Filter the data below for the string "only" and copy each matching line.

[Records start]

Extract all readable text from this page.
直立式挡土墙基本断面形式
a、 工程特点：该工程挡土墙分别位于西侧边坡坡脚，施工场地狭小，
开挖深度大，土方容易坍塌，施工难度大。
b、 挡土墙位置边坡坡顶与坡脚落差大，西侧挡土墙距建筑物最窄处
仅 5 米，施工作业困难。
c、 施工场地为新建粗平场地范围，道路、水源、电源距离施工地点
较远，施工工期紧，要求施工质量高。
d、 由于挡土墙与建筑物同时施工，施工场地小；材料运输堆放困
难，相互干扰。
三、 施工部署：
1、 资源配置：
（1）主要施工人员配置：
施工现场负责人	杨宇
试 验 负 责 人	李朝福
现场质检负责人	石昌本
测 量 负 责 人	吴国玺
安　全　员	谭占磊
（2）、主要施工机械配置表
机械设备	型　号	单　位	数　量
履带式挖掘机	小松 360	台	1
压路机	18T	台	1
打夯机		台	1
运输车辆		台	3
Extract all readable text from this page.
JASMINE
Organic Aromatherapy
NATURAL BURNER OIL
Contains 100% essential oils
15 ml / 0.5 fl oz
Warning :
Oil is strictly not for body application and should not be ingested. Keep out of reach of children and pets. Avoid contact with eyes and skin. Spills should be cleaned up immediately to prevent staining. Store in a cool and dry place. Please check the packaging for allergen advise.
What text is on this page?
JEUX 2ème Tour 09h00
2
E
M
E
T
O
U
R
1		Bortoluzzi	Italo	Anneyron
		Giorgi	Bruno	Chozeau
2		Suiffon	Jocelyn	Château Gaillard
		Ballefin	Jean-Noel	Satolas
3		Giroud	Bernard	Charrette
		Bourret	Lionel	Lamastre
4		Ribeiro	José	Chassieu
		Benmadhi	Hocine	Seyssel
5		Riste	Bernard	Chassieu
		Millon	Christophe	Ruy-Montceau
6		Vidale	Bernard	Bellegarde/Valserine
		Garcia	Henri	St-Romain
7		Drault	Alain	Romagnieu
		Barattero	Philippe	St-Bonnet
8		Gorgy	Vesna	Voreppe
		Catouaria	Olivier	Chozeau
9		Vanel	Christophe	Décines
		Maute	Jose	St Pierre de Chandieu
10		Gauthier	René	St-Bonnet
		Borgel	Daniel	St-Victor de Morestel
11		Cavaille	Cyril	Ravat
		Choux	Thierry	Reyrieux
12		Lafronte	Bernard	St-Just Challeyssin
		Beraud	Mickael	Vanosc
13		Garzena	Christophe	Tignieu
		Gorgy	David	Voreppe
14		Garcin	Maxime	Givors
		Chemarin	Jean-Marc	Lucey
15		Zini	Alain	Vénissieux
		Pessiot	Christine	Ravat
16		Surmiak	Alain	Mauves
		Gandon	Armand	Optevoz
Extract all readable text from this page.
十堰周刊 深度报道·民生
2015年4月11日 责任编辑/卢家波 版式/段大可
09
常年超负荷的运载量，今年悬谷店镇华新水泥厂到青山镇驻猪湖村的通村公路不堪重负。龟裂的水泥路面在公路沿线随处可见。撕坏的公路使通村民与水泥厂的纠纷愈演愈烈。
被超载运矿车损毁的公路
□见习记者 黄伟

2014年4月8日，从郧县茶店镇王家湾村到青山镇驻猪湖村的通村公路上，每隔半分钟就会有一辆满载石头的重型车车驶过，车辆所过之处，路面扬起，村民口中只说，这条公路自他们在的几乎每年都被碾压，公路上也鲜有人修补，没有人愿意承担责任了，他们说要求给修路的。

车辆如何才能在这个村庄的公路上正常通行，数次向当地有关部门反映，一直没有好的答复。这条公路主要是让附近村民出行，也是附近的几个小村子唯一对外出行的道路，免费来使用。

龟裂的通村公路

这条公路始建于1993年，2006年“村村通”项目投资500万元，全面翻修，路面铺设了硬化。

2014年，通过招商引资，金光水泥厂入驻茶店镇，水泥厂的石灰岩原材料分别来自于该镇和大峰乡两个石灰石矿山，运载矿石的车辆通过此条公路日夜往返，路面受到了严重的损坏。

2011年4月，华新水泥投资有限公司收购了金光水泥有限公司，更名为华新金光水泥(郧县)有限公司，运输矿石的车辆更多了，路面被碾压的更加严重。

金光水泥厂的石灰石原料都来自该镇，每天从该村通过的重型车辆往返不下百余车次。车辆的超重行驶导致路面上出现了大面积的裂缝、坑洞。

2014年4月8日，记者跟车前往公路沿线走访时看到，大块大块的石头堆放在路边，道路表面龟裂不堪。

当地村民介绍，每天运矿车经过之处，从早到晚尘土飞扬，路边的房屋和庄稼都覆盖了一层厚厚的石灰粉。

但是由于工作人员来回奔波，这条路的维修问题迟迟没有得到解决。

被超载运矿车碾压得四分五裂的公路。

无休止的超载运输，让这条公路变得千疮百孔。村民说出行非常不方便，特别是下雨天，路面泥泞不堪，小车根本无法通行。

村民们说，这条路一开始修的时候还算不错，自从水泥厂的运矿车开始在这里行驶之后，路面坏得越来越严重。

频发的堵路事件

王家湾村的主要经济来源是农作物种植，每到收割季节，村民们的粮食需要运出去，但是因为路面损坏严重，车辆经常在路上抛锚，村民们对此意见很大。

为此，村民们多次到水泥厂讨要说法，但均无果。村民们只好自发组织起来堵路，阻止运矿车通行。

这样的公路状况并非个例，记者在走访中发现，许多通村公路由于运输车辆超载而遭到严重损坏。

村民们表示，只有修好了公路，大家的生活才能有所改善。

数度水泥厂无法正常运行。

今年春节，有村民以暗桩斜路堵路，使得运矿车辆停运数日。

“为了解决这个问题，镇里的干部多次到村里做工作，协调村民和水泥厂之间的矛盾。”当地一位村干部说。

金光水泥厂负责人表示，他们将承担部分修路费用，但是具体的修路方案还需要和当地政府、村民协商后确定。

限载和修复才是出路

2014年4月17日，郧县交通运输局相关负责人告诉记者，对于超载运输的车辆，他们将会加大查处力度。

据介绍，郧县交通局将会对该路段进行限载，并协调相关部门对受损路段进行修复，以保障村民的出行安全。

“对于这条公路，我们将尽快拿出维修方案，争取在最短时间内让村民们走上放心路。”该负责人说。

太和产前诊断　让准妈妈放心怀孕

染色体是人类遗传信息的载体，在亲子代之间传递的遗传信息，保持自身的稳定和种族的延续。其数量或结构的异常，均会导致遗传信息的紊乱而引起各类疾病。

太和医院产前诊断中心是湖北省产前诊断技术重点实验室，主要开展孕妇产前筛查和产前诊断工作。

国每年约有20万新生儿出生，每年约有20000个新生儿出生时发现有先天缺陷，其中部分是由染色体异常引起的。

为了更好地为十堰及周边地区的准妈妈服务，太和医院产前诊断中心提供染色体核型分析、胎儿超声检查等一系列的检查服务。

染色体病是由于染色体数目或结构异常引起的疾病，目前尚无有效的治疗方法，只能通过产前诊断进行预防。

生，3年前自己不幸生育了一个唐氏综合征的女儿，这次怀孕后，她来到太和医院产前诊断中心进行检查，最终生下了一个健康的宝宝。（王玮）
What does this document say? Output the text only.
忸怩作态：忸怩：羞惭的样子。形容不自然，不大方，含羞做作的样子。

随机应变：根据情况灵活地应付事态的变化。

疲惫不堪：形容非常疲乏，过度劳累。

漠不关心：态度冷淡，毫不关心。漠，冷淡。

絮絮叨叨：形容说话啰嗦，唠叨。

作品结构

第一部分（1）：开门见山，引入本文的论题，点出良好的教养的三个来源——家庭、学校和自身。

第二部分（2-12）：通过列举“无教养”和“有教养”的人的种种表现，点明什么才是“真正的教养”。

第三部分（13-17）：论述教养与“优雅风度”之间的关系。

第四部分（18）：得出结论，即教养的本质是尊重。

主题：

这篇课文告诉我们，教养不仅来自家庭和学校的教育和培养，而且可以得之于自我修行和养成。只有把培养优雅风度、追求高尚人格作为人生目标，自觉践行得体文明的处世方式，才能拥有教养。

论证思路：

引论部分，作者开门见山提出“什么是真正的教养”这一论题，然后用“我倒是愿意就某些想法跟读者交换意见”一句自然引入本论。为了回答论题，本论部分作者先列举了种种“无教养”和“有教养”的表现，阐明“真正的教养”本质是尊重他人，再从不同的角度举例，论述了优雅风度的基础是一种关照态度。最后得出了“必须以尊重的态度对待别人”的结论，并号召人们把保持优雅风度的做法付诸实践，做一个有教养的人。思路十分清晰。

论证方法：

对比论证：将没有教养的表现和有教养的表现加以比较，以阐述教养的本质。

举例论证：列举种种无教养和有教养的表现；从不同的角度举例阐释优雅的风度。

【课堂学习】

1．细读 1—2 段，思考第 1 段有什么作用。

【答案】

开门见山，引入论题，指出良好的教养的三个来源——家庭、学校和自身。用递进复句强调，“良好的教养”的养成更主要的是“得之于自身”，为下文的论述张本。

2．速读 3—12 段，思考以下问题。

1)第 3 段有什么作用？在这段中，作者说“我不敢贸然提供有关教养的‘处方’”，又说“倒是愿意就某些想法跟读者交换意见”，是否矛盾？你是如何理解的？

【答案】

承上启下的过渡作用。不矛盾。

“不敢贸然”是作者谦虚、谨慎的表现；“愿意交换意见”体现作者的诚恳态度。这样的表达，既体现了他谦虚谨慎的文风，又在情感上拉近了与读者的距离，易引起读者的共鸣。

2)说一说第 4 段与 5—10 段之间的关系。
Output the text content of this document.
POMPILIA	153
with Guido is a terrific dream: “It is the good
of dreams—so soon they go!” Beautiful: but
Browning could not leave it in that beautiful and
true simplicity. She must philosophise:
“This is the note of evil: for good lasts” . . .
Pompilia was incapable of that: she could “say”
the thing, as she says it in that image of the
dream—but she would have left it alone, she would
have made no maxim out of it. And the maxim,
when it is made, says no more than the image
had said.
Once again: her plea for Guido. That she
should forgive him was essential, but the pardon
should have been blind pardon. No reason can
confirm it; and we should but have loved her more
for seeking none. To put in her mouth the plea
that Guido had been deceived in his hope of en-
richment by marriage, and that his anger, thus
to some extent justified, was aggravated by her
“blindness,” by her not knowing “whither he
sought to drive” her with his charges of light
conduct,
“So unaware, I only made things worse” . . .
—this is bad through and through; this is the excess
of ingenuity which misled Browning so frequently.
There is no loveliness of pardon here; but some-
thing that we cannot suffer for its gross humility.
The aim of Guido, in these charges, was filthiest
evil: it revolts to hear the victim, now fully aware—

[Records end]

* The answer *
What does this document say? Output the text only.
“So unaware, I only made things worse” . . .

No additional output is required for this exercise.